= Short problem =
From the listing below, pick out each line with the word "output".
[START Records shown]
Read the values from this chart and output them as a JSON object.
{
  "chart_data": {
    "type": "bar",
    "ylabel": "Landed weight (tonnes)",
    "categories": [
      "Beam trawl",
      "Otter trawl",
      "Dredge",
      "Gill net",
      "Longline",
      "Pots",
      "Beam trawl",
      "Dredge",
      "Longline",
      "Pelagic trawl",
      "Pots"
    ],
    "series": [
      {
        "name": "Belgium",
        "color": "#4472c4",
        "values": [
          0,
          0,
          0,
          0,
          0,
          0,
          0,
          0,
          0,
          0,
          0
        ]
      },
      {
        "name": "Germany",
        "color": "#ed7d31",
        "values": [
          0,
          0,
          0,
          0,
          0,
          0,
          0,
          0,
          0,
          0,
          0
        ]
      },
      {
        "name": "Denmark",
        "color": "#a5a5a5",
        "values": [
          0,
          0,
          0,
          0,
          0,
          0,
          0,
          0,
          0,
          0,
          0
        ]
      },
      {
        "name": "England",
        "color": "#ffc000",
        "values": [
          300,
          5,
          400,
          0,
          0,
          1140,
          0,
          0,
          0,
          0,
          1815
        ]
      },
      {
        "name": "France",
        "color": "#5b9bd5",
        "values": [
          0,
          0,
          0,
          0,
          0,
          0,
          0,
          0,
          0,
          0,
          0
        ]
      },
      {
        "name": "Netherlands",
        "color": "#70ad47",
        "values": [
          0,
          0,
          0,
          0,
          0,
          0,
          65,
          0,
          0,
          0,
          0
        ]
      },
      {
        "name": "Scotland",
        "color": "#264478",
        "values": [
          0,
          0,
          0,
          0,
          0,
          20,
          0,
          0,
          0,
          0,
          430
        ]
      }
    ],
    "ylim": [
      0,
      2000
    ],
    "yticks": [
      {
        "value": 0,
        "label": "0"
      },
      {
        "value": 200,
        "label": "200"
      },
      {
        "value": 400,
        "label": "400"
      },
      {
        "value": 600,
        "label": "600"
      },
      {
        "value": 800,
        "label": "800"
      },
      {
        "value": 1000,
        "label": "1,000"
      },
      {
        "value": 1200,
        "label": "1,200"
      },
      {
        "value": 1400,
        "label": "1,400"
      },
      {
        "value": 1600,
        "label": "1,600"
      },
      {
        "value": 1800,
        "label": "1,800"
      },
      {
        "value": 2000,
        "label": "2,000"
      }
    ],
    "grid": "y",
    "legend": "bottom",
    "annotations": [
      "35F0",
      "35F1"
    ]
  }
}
[END Records shown]
[START Records shown]
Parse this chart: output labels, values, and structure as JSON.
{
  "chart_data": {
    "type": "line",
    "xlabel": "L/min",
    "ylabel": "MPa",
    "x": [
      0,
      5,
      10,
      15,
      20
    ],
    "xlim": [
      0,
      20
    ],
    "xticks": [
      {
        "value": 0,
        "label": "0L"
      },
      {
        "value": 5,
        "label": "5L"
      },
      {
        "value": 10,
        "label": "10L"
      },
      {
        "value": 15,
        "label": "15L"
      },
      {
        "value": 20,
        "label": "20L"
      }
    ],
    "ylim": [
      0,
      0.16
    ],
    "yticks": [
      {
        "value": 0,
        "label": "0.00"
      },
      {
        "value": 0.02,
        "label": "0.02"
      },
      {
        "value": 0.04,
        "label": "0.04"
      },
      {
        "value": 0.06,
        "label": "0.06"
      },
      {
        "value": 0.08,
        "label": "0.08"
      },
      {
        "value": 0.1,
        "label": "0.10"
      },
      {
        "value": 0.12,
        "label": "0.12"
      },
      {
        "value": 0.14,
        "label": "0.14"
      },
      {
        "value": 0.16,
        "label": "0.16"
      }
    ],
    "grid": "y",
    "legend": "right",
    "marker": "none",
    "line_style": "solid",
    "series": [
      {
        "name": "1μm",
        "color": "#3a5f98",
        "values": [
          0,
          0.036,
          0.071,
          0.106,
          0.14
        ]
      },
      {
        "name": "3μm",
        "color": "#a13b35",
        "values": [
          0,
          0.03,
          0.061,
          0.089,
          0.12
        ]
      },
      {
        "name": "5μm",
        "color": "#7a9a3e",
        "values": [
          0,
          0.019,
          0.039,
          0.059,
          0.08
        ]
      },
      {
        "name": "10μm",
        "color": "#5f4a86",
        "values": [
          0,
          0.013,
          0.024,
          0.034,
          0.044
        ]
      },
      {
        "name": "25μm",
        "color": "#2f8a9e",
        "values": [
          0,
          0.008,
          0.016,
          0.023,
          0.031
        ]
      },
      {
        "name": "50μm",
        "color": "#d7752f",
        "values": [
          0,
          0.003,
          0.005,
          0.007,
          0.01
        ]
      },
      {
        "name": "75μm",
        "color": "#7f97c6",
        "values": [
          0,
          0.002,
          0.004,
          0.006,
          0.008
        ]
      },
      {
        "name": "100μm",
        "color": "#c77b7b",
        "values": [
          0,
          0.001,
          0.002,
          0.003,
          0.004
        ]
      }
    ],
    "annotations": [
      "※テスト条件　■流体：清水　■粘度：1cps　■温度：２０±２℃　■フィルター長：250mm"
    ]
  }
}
[END Records shown]
= Response to the task =
Read the values from this chart and output them as a JSON object.
Parse this chart: output labels, values, and structure as JSON.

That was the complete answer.